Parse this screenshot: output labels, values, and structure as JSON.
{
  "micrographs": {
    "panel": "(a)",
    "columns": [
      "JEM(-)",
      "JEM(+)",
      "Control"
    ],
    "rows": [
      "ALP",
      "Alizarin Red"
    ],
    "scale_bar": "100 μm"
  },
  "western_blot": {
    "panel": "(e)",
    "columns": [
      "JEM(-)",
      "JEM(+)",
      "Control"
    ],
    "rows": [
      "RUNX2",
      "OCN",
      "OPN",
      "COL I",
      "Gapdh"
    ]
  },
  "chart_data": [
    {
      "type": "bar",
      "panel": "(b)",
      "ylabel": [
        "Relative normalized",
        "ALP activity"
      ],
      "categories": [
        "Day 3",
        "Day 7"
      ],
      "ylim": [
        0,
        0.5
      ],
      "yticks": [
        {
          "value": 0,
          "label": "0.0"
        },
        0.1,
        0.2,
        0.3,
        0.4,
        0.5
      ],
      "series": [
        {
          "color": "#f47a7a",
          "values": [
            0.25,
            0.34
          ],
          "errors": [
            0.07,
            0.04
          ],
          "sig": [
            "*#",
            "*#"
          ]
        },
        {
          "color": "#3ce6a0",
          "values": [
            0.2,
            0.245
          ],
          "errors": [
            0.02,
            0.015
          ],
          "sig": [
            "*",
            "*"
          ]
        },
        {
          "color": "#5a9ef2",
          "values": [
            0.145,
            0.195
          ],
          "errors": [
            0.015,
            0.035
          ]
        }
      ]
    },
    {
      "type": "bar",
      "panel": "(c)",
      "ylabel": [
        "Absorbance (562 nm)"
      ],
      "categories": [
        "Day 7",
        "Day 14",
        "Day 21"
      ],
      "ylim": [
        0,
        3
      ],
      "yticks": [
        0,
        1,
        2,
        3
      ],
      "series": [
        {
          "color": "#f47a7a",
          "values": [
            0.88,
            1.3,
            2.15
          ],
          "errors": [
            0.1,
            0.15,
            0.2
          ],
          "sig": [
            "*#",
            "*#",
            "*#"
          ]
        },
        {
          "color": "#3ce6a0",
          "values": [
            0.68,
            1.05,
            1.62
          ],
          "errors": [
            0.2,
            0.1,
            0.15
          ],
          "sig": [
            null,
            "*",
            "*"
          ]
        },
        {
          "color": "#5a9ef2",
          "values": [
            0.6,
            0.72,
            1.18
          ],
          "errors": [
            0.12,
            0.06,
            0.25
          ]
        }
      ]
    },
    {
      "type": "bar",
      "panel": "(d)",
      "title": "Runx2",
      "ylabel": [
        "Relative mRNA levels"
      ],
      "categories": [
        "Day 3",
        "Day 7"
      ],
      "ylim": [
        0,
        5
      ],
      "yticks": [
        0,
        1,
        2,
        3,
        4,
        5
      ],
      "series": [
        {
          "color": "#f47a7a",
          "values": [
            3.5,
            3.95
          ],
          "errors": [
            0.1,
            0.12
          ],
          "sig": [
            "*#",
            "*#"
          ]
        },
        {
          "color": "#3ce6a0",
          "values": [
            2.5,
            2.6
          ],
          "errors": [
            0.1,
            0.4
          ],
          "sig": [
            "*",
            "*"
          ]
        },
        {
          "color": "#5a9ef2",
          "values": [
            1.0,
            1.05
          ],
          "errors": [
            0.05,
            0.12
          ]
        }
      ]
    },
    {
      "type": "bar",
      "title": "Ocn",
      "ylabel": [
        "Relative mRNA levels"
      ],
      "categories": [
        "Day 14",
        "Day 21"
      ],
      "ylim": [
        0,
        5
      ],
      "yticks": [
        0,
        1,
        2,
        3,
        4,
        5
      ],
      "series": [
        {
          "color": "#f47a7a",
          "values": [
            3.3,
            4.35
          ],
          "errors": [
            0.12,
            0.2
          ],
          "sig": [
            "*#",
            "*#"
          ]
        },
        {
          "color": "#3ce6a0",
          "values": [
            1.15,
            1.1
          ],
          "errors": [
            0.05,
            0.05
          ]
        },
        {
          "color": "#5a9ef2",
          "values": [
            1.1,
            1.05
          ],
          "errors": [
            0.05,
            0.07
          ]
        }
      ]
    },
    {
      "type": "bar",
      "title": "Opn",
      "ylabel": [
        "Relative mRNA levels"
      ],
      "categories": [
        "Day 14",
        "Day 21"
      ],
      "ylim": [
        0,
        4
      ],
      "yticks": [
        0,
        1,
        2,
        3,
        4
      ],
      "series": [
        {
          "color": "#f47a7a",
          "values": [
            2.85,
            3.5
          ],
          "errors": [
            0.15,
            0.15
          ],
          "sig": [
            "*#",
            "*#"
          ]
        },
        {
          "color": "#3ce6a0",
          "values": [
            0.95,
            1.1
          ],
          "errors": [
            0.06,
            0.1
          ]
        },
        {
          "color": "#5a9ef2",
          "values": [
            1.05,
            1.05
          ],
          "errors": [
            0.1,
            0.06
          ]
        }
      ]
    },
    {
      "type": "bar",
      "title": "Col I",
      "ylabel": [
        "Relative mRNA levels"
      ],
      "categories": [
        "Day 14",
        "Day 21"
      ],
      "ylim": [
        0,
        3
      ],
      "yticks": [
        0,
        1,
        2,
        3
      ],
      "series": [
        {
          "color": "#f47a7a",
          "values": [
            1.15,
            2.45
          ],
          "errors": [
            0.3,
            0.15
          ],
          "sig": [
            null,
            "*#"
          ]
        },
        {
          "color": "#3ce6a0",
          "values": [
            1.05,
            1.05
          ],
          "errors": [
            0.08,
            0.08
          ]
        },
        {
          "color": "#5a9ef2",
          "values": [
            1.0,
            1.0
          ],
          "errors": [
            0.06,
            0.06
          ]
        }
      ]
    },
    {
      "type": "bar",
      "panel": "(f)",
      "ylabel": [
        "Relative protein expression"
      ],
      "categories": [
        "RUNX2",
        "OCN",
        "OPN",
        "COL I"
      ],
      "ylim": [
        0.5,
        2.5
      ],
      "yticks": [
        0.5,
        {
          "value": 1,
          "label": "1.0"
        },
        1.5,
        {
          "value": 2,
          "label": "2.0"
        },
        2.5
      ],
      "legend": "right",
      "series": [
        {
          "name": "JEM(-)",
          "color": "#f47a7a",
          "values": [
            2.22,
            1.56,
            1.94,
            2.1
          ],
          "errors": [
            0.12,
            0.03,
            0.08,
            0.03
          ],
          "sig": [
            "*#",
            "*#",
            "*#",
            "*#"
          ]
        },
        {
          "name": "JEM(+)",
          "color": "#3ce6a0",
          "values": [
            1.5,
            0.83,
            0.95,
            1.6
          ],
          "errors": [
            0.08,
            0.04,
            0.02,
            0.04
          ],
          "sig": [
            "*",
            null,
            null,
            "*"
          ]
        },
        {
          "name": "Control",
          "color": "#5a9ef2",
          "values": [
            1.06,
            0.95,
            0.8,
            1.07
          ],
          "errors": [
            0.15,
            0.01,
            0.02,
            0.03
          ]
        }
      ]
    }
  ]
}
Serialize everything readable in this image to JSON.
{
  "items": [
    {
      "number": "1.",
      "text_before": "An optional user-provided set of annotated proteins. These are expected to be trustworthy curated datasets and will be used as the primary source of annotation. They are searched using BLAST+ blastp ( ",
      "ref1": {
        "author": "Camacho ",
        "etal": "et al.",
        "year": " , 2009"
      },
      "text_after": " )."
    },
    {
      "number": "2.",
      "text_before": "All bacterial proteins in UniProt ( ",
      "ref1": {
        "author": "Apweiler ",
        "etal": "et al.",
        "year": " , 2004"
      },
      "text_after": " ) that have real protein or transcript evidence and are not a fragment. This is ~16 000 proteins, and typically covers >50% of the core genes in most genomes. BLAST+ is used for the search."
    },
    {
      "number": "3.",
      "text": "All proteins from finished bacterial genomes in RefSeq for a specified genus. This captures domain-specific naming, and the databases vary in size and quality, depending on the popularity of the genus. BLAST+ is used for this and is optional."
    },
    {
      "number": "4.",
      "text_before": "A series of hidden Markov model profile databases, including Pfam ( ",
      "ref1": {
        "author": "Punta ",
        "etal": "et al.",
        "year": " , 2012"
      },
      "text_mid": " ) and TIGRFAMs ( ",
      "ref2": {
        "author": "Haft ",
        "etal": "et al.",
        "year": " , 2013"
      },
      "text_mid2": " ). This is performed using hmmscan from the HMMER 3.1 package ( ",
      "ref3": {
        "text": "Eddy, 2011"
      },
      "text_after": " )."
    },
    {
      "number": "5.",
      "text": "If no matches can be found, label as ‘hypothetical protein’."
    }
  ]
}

> YOUR GOAL: Only the lines containing the word "optional" should be returned from the data above.

> WORKED SOLUTION:
      "text_before": "An optional user-provided set of annotated proteins. These are expected to be trustworthy curated datasets and will be used as the primary source of annotation. They are searched using BLAST+ blastp ( ",
      "text": "All proteins from finished bacterial genomes in RefSeq for a specified genus. This captures domain-specific naming, and the databases vary in size and quality, depending on the popularity of the genus. BLAST+ is used for this and is optional."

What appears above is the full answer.